* _Records shown_:
☆ ☆ ☆ ☆
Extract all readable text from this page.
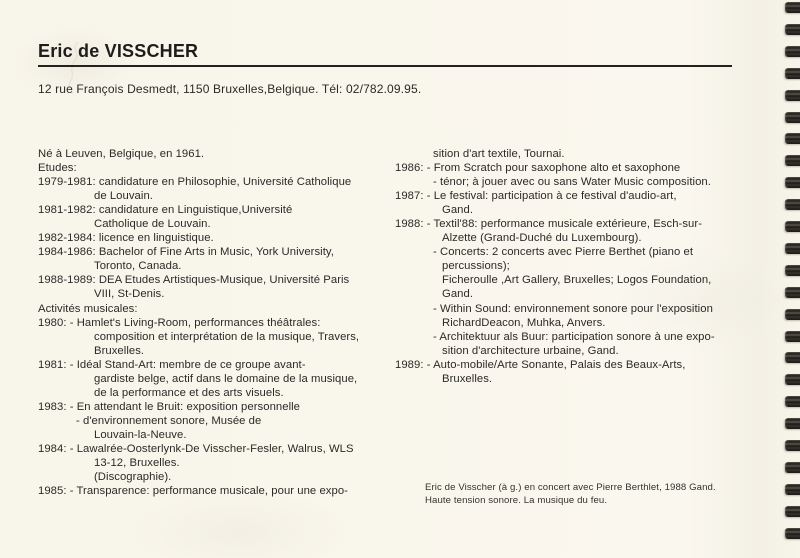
Eric de VISSCHER
12 rue François Desmedt, 1150 Bruxelles,Belgique. Tél: 02/782.09.95.
Né à Leuven, Belgique, en 1961.
Etudes:
1979-1981: candidature en Philosophie, Université Catholique
de Louvain.
1981-1982: candidature en Linguistique,Université
Catholique de Louvain.
1982-1984: licence en linguistique.
1984-1986: Bachelor of Fine Arts in Music, York University,
Toronto, Canada.
1988-1989: DEA Etudes Artistiques-Musique, Université Paris
VIII, St-Denis.
Activités musicales:
1980: - Hamlet's Living-Room, performances théâtrales:
composition et interprétation de la musique, Travers,
Bruxelles.
1981: - Idéal Stand-Art: membre de ce groupe avant-
gardiste belge, actif dans le domaine de la musique,
de la performance et des arts visuels.
1983: - En attendant le Bruit: exposition personnelle
- d'environnement sonore, Musée de
Louvain-la-Neuve.
1984: - Lawalrée-Oosterlynk-De Visscher-Fesler, Walrus, WLS
13-12, Bruxelles.
(Discographie).
1985: - Transparence: performance musicale, pour une expo-
sition d'art textile, Tournai.
1986: - From Scratch pour saxophone alto et saxophone
- ténor; à jouer avec ou sans Water Music composition.
1987: - Le festival: participation à ce festival d'audio-art,
Gand.
1988: - Textil'88: performance musicale extérieure, Esch-sur-
Alzette (Grand-Duché du Luxembourg).
- Concerts: 2 concerts avec Pierre Berthet (piano et
percussions);
Ficheroulle ,Art Gallery, Bruxelles; Logos Foundation,
Gand.
- Within Sound: environnement sonore pour l'exposition
RichardDeacon, Muhka, Anvers.
- Architektuur als Buur: participation sonore à une expo-
sition d'architecture urbaine, Gand.
1989: - Auto-mobile/Arte Sonante, Palais des Beaux-Arts,
Bruxelles.
Eric de Visscher (à g.) en concert avec Pierre Berthlet, 1988 Gand.
Haute tension sonore. La musique du feu.
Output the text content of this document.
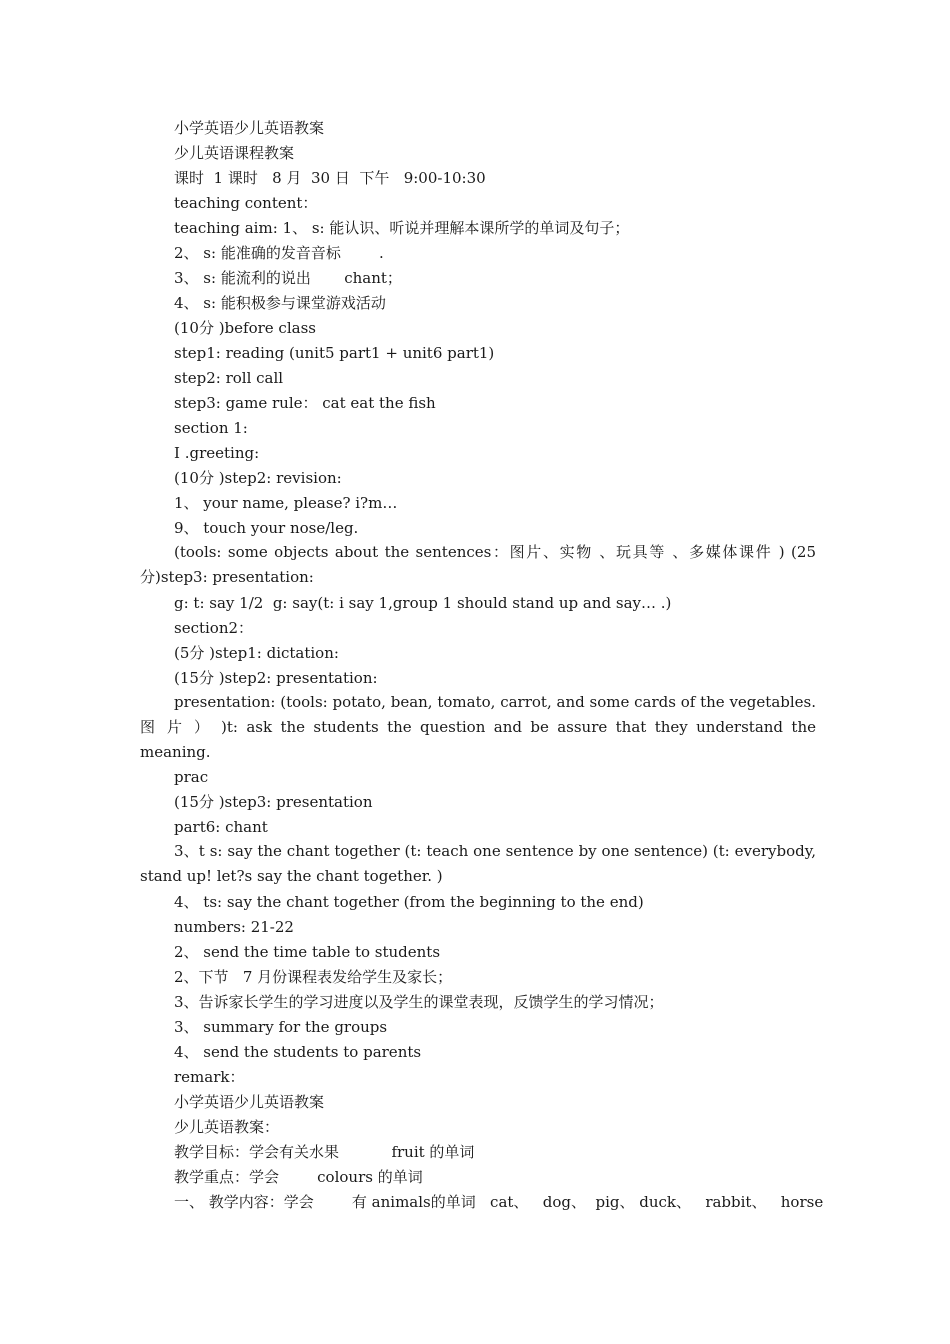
小学英语少儿英语教案
少儿英语课程教案
课时  1 课时   8 月  30 日  下午   9:00-10:30
teaching content：
teaching aim: 1、 s: 能认识、听说并理解本课所学的单词及句子；
2、 s: 能准确的发音音标        .
3、 s: 能流利的说出       chant；
4、 s: 能积极参与课堂游戏活动
(10分 )before class
step1: reading (unit5 part1 + unit6 part1)
step2: roll call
step3: game rule： cat eat the fish
section 1:
Ⅰ .greeting:
(10分 )step2: revision:
1、 your name, please? i?m…
9、 touch your nose/leg.
(tools: some objects about the sentences：图片、实物 、玩具等 、多媒体课件 ) (25分)step3: presentation:
g: t: say 1/2  g: say(t: i say 1,group 1 should stand up and say… .)
section2：
(5分 )step1: dictation:
(15分 )step2: presentation:
presentation: (tools: potato, bean, tomato, carrot, and some cards of the vegetables. 图 片 ） )t: ask the students the question and be assure that they understand the meaning.
prac
(15分 )step3: presentation
part6: chant
3、t s: say the chant together (t: teach one sentence by one sentence) (t: everybody, stand up! let?s say the chant together. )
4、 ts: say the chant together (from the beginning to the end)
numbers: 21-22
2、 send the time table to students
2、下节   7 月份课程表发给学生及家长；
3、告诉家长学生的学习进度以及学生的课堂表现，反馈学生的学习情况；
3、 summary for the groups
4、 send the students to parents
remark：
小学英语少儿英语教案
少儿英语教案：
教学目标：学会有关水果           fruit 的单词
教学重点：学会        colours 的单词
一、 教学内容：学会        有 animals的单词   cat、   dog、  pig、 duck、   rabbit、   horse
☆ ☆ ☆ ☆
* _Description of the task_: Display every line of the listing that contains the string "Bruxelles".

* _Result of this task_:
12 rue François Desmedt, 1150 Bruxelles,Belgique. Tél: 02/782.09.95.
Bruxelles.
13-12, Bruxelles.
Ficheroulle ,Art Gallery, Bruxelles; Logos Foundation,
Bruxelles.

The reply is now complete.